YOUR GOAL
Which lines contain the word "SATB"? Return each of them as written.

RECORDED INFORMATION

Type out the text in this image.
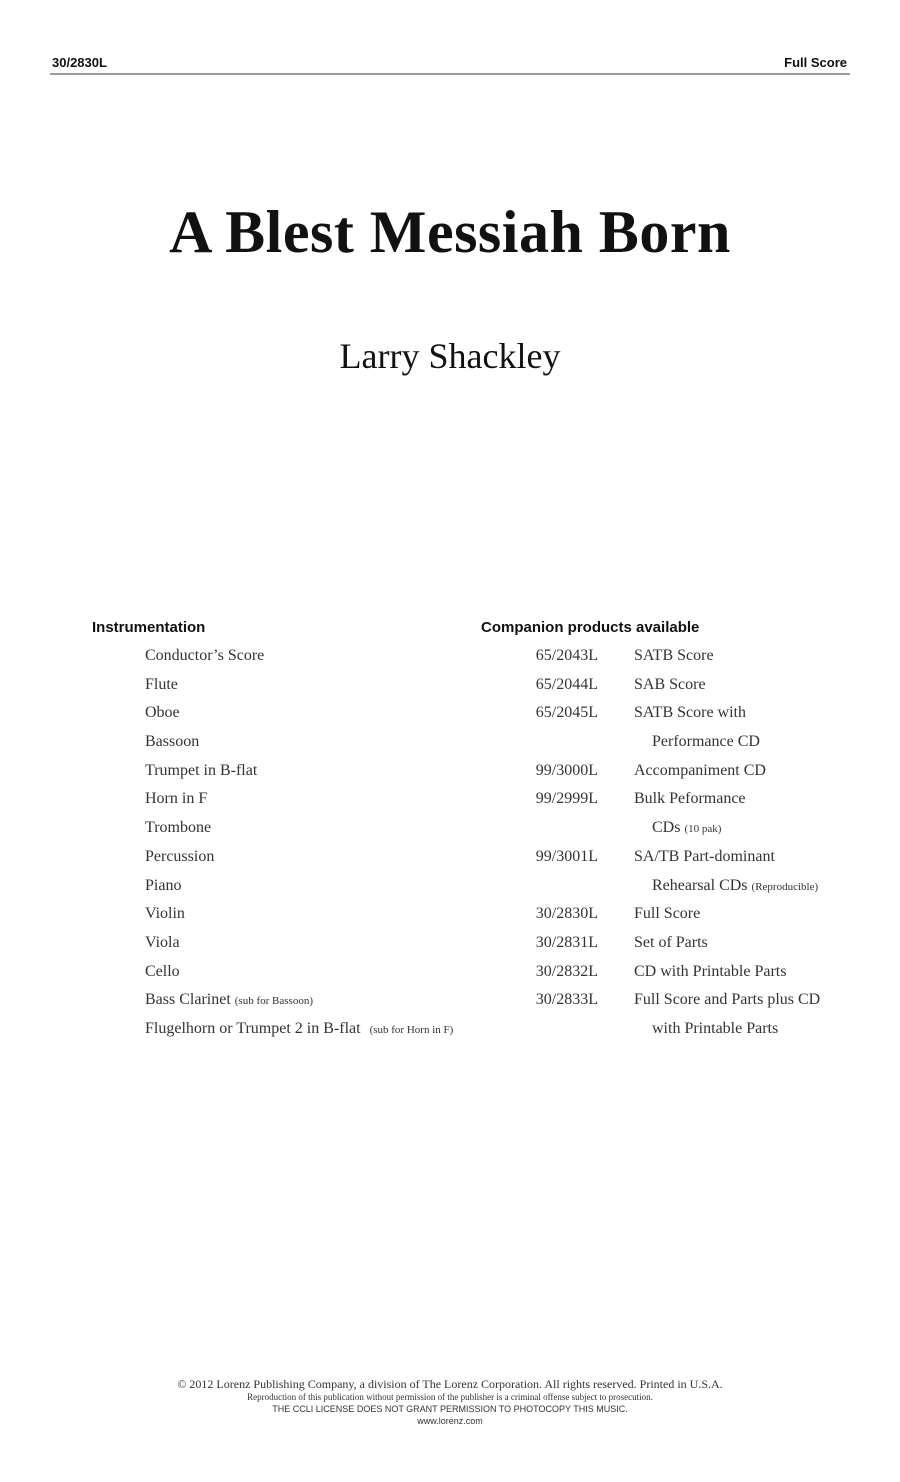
30/2830L	Full Score
A Blest Messiah Born
Larry Shackley
Instrumentation	Companion products available
Conductor’s Score
Flute
Oboe
Bassoon
Trumpet in B-flat
Horn in F
Trombone
Percussion
Piano
Violin
Viola
Cello
Bass Clarinet (sub for Bassoon)
Flugelhorn or Trumpet 2 in B-flat (sub for Horn in F)
65/2043L SATB Score
65/2044L SAB Score
65/2045L SATB Score with
Performance CD
99/3000L Accompaniment CD
99/2999L Bulk Peformance
CDs (10 pak)
99/3001L SA/TB Part-dominant
Rehearsal CDs (Reproducible)
30/2830L Full Score
30/2831L Set of Parts
30/2832L CD with Printable Parts
30/2833L Full Score and Parts plus CD
with Printable Parts
© 2012 Lorenz Publishing Company, a division of The Lorenz Corporation. All rights reserved. Printed in U.S.A.
Reproduction of this publication without permission of the publisher is a criminal offense subject to prosecution.
THE CCLI LICENSE DOES NOT GRANT PERMISSION TO PHOTOCOPY THIS MUSIC.
www.lorenz.com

FINISHED TASK
65/2043L SATB Score
65/2045L SATB Score with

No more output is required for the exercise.